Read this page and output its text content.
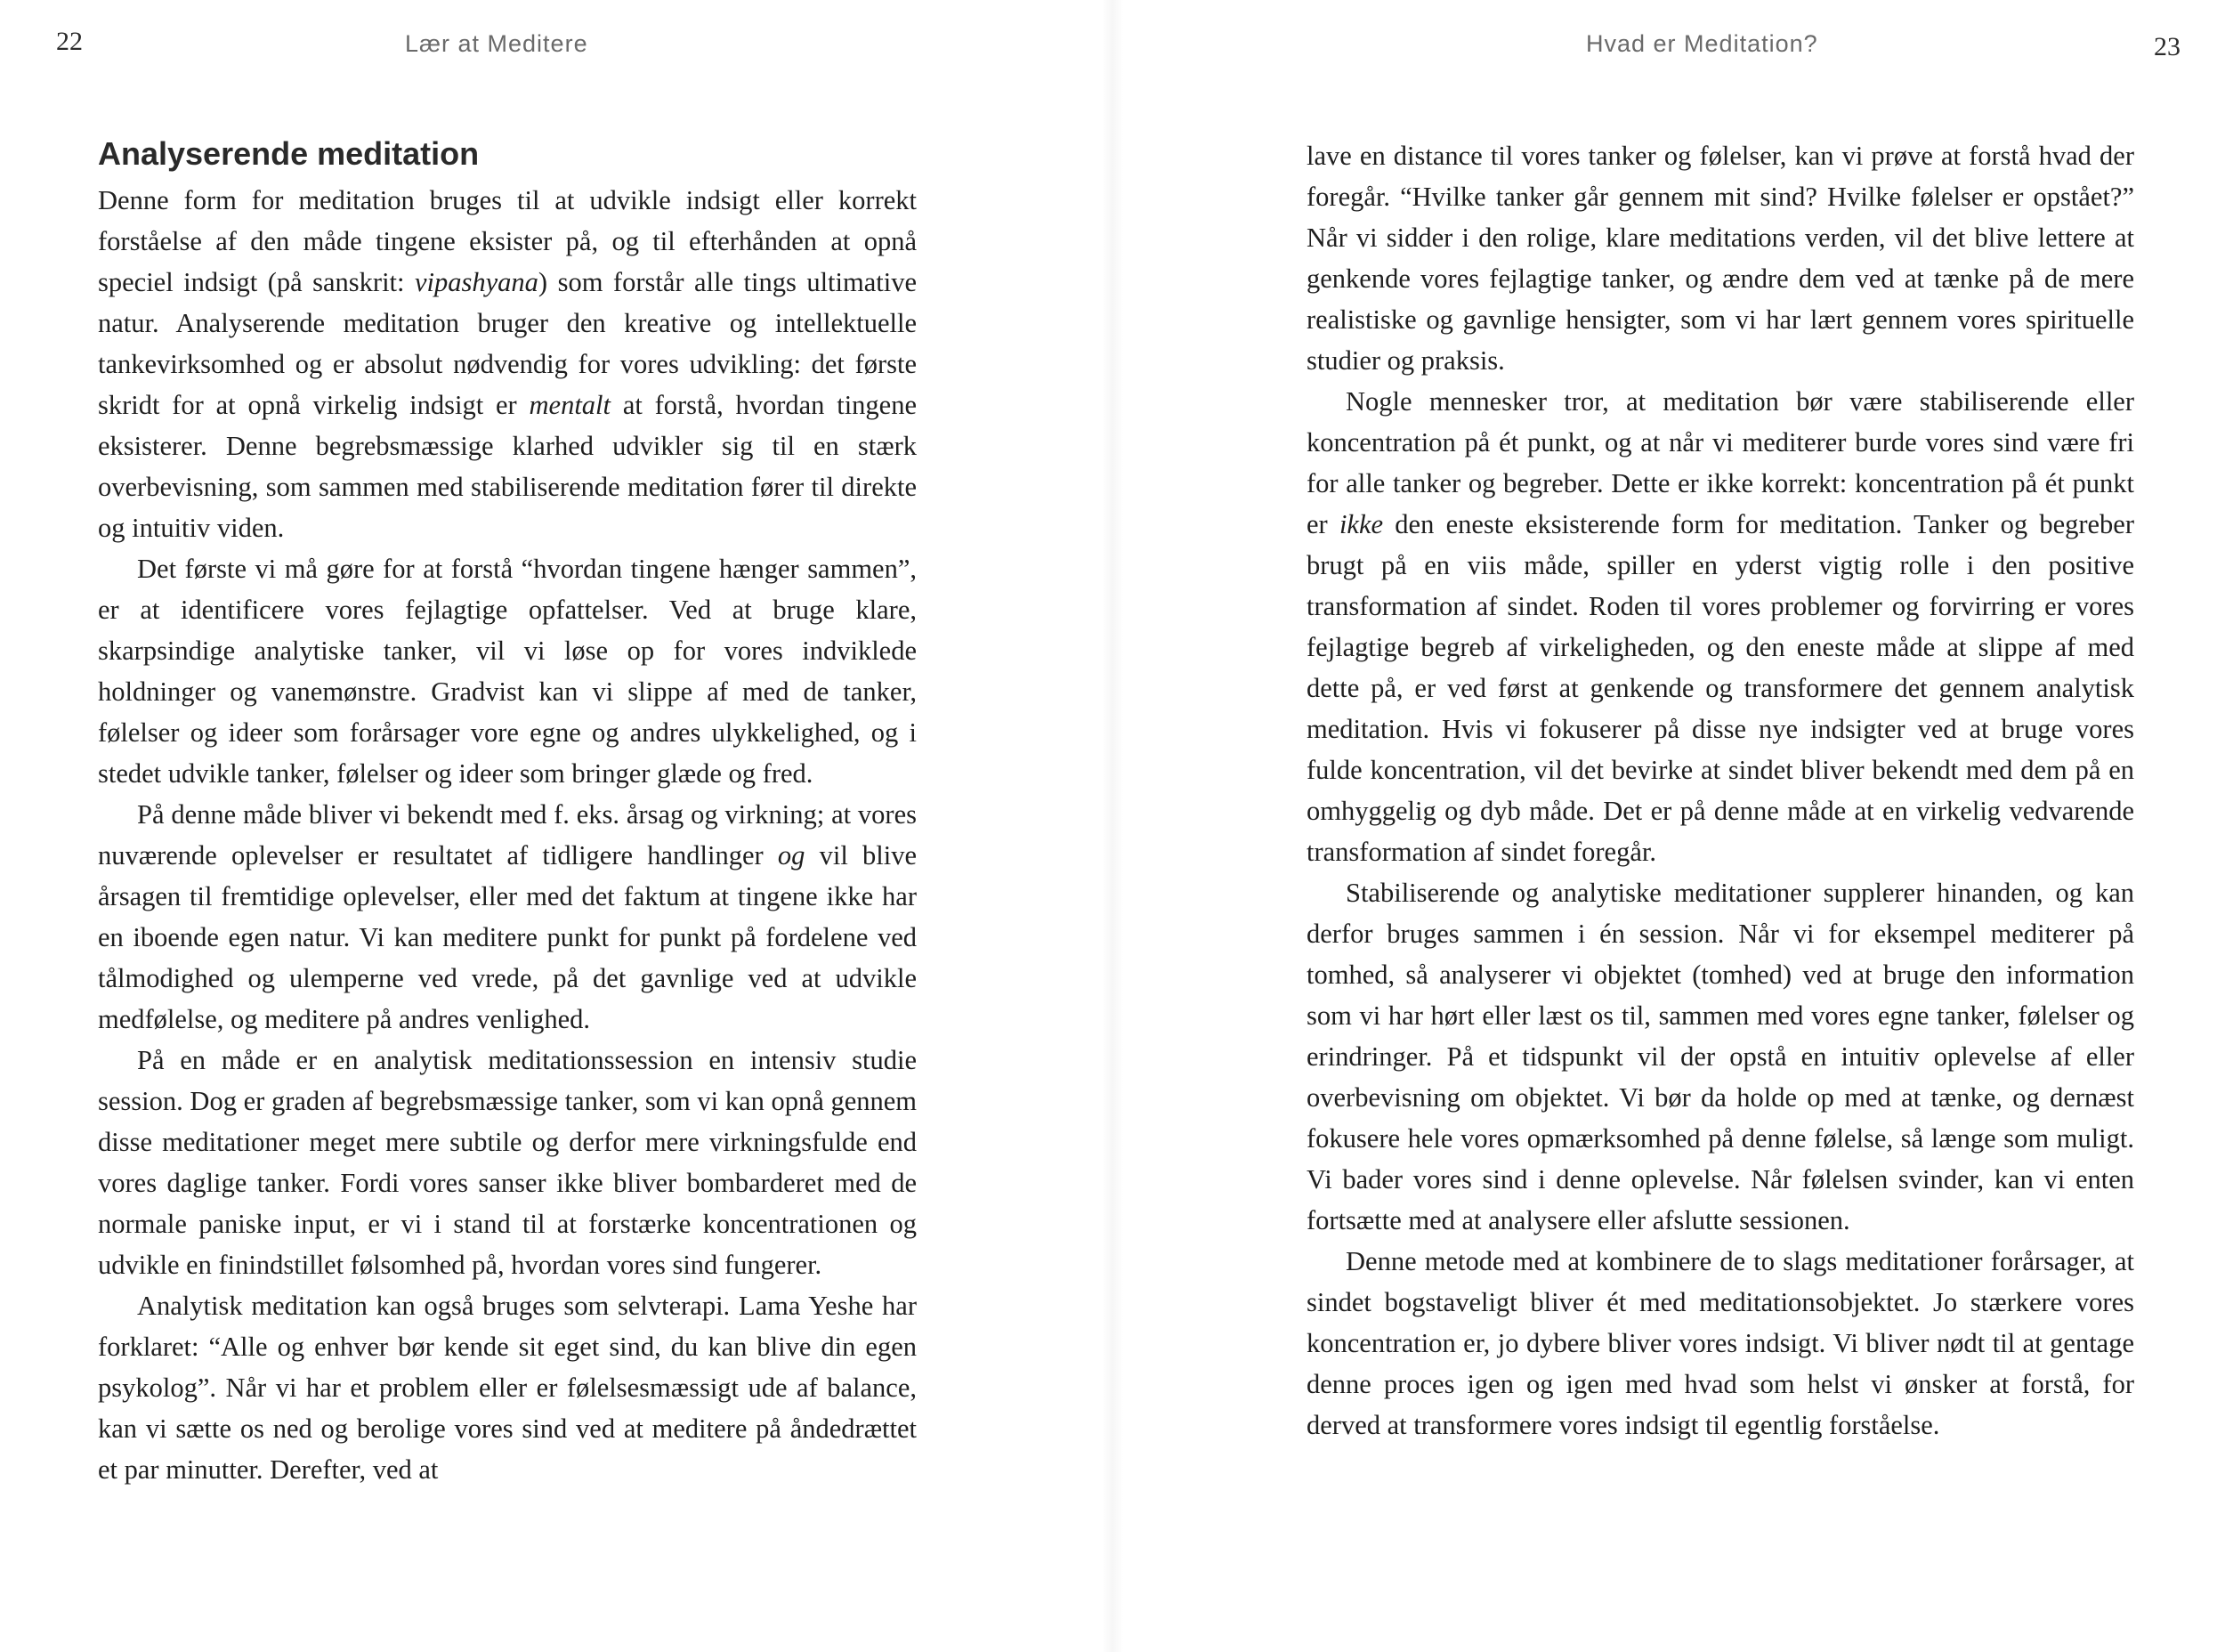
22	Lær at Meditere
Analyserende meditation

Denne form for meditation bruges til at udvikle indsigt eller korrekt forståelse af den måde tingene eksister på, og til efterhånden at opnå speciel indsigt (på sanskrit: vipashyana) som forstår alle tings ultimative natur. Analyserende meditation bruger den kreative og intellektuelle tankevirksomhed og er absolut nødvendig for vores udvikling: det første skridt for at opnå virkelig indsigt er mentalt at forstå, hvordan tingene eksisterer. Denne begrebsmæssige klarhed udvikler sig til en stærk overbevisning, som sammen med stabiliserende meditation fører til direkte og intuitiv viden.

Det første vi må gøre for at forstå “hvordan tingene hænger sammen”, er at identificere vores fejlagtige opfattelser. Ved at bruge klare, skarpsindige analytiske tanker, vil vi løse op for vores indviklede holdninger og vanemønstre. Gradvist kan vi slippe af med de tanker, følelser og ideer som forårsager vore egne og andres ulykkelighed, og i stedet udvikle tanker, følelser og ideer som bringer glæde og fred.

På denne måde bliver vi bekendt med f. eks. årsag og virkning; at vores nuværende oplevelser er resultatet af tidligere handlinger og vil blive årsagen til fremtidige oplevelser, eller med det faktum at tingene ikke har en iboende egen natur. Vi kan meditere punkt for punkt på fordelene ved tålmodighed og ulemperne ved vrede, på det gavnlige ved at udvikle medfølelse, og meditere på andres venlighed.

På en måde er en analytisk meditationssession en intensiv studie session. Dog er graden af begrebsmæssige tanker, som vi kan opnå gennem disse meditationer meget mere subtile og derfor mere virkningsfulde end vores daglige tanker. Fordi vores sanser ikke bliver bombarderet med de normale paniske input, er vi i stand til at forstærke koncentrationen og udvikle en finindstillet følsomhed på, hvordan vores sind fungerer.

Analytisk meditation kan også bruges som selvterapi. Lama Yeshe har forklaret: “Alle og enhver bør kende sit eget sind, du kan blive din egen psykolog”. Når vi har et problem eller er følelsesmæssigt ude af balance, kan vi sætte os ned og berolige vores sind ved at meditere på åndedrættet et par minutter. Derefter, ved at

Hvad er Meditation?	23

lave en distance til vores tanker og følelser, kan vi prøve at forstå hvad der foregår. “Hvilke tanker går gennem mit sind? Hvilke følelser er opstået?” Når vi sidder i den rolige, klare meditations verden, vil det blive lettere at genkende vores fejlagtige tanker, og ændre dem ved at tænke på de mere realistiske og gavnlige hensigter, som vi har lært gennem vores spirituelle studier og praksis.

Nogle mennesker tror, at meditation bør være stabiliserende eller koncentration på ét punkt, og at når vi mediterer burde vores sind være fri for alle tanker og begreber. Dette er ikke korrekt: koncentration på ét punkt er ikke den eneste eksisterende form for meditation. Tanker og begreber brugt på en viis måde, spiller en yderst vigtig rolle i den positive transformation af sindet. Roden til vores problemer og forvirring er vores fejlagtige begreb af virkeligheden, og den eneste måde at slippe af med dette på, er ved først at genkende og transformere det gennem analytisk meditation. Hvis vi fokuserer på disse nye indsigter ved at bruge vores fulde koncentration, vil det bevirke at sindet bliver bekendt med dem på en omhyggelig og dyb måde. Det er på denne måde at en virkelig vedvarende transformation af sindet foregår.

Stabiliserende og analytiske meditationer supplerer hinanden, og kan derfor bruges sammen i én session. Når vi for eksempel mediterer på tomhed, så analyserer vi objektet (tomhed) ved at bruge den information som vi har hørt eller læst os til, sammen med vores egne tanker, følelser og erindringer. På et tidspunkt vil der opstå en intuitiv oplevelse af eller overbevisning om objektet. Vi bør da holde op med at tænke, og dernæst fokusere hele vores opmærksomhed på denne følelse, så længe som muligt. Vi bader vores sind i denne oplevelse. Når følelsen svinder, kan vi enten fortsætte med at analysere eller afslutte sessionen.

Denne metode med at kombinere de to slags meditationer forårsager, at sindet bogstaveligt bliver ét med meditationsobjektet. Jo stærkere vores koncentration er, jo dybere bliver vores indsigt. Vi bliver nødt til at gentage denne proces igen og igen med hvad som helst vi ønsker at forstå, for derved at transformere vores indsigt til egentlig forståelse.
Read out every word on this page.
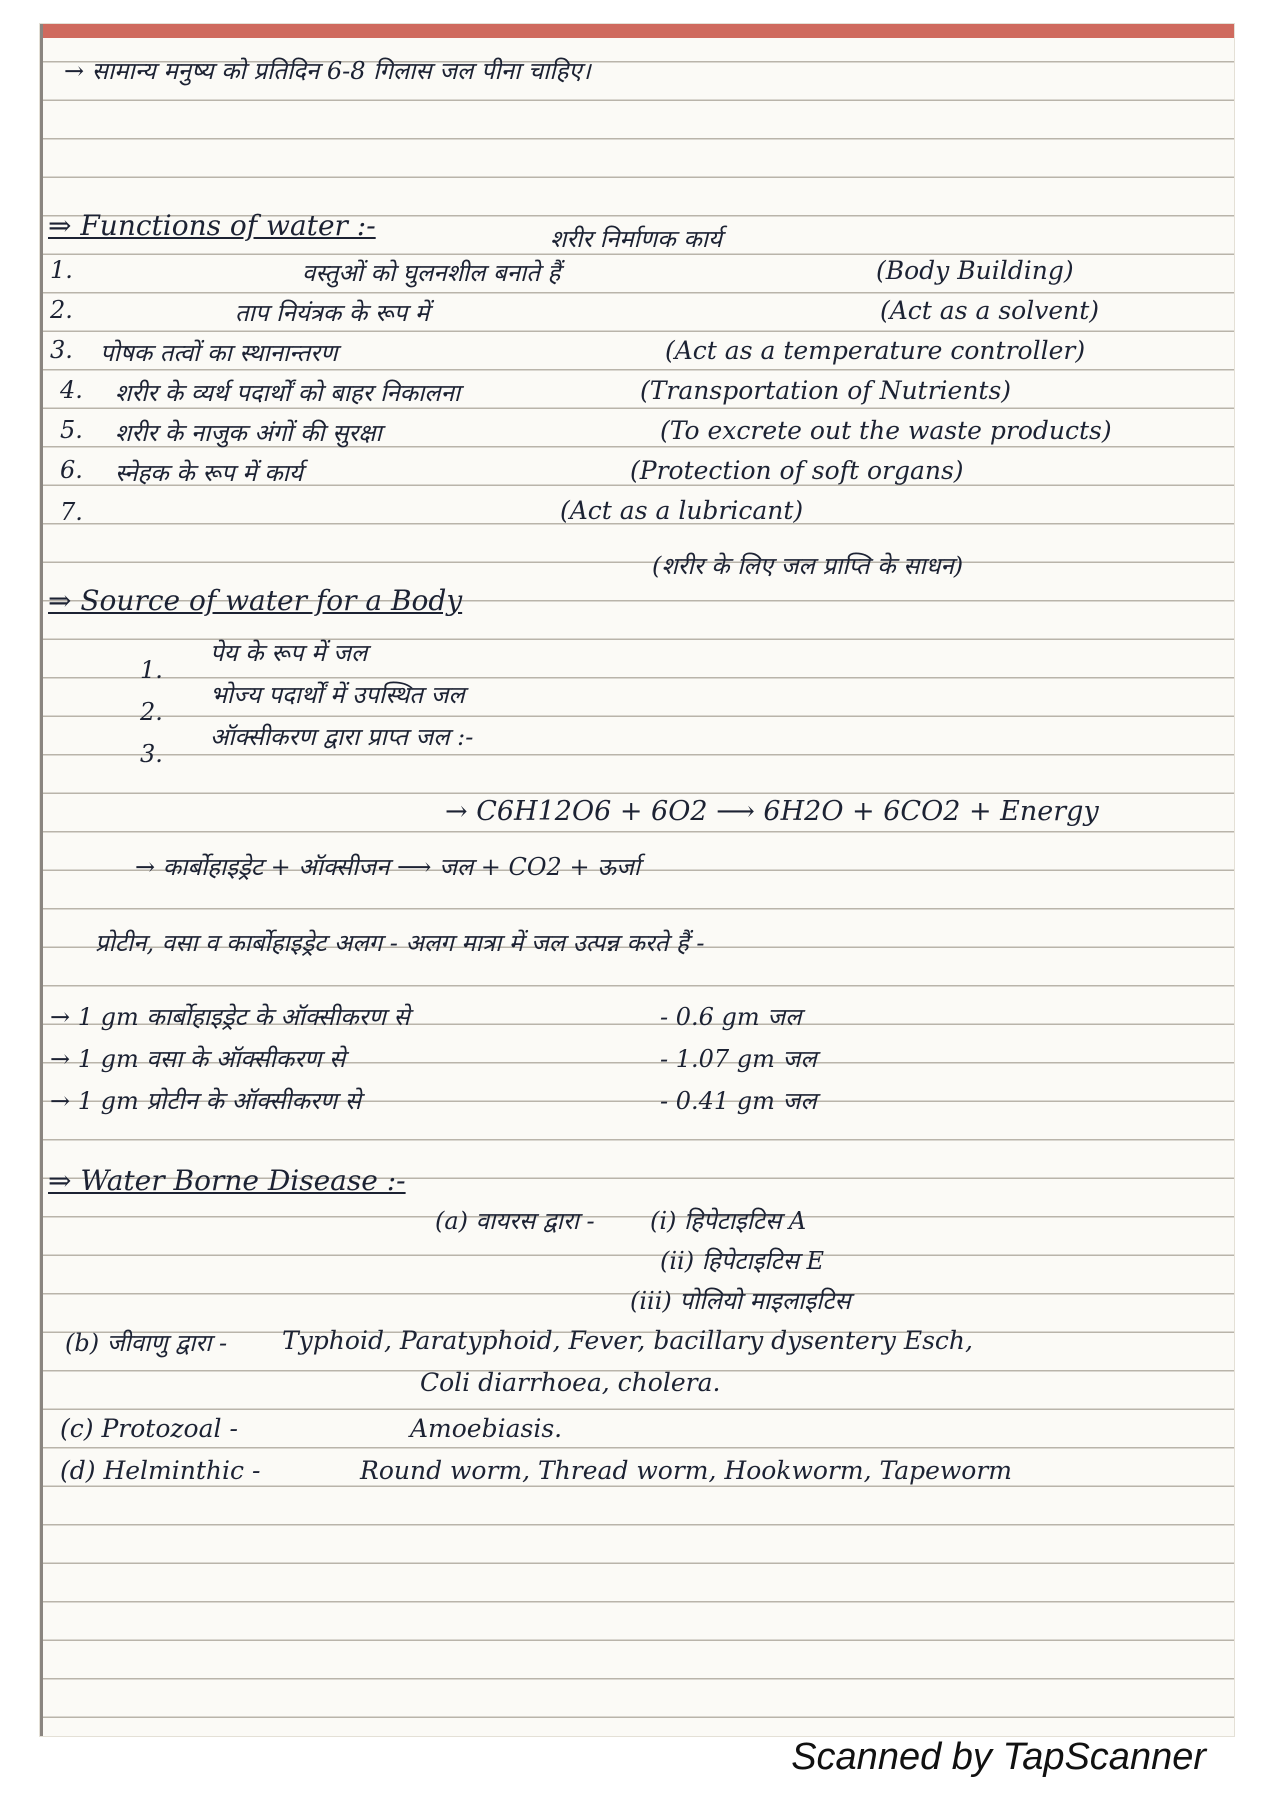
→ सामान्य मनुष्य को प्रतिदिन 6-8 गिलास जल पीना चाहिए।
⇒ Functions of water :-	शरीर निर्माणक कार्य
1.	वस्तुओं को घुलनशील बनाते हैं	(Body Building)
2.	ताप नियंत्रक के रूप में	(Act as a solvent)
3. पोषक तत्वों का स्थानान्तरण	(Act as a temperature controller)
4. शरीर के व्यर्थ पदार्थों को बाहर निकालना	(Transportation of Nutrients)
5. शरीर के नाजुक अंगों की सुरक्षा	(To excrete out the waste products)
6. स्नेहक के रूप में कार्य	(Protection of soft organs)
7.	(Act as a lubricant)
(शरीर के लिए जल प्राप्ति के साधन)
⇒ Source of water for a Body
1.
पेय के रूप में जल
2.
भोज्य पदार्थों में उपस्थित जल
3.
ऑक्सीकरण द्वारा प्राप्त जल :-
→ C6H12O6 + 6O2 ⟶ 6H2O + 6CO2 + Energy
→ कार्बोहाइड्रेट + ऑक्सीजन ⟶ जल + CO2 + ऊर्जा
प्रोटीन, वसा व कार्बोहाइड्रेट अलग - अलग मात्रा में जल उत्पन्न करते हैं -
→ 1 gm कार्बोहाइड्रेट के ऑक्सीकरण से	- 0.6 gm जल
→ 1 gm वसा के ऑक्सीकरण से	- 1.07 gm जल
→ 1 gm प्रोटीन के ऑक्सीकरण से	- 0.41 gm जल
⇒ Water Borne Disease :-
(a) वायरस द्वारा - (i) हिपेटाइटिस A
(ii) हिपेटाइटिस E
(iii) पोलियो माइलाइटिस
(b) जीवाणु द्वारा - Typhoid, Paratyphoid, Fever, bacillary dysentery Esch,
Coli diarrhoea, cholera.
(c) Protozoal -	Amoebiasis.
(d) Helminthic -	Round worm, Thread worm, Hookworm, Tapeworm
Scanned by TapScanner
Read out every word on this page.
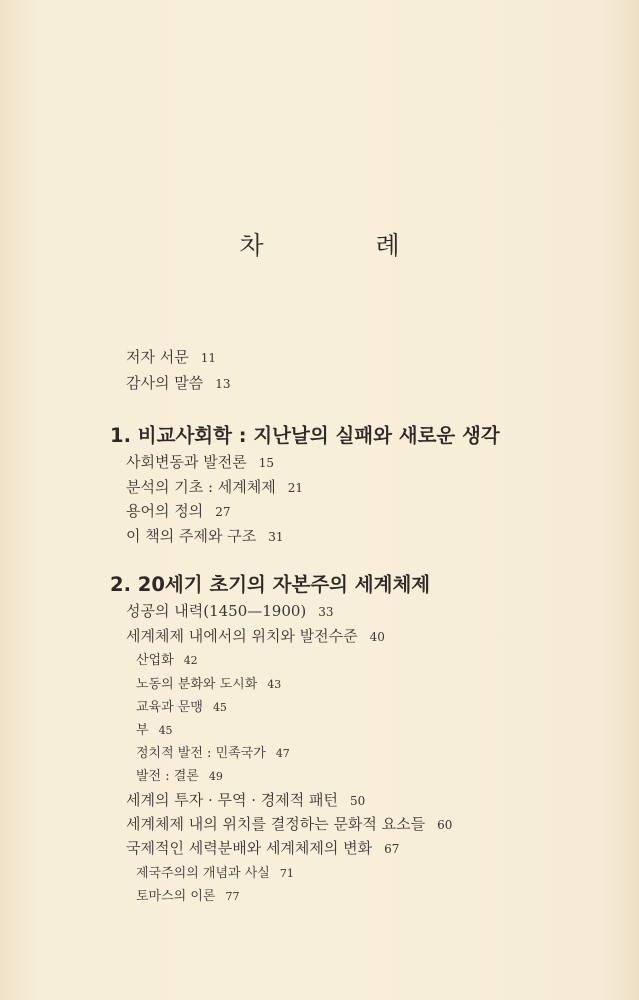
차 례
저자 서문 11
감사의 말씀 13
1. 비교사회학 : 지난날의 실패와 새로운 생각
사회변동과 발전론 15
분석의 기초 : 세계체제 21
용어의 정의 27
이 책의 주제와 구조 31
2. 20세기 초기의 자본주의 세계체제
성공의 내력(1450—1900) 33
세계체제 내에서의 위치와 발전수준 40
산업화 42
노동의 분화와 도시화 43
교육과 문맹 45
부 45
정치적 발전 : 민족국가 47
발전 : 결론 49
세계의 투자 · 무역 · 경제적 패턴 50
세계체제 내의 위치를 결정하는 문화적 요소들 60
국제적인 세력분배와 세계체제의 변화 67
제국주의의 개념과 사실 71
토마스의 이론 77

STATED PROBLEM:
Show every line from the entries above in which the word "derfor" appears.

RESULT OF THE EXERCISE:
På en måde er en analytisk meditationssession en intensiv studie session. Dog er graden af begrebsmæssige tanker, som vi kan opnå gennem disse meditationer meget mere subtile og derfor mere virkningsfulde end vores daglige tanker. Fordi vores sanser ikke bliver bombarderet med de normale paniske input, er vi i stand til at forstærke koncentrationen og udvikle en finindstillet følsomhed på, hvordan vores sind fungerer.
Stabiliserende og analytiske meditationer supplerer hinanden, og kan derfor bruges sammen i én session. Når vi for eksempel mediterer på tomhed, så analyserer vi objektet (tomhed) ved at bruge den information som vi har hørt eller læst os til, sammen med vores egne tanker, følelser og erindringer. På et tidspunkt vil der opstå en intuitiv oplevelse af eller overbevisning om objektet. Vi bør da holde op med at tænke, og dernæst fokusere hele vores opmærksomhed på denne følelse, så længe som muligt. Vi bader vores sind i denne oplevelse. Når følelsen svinder, kan vi enten fortsætte med at analysere eller afslutte sessionen.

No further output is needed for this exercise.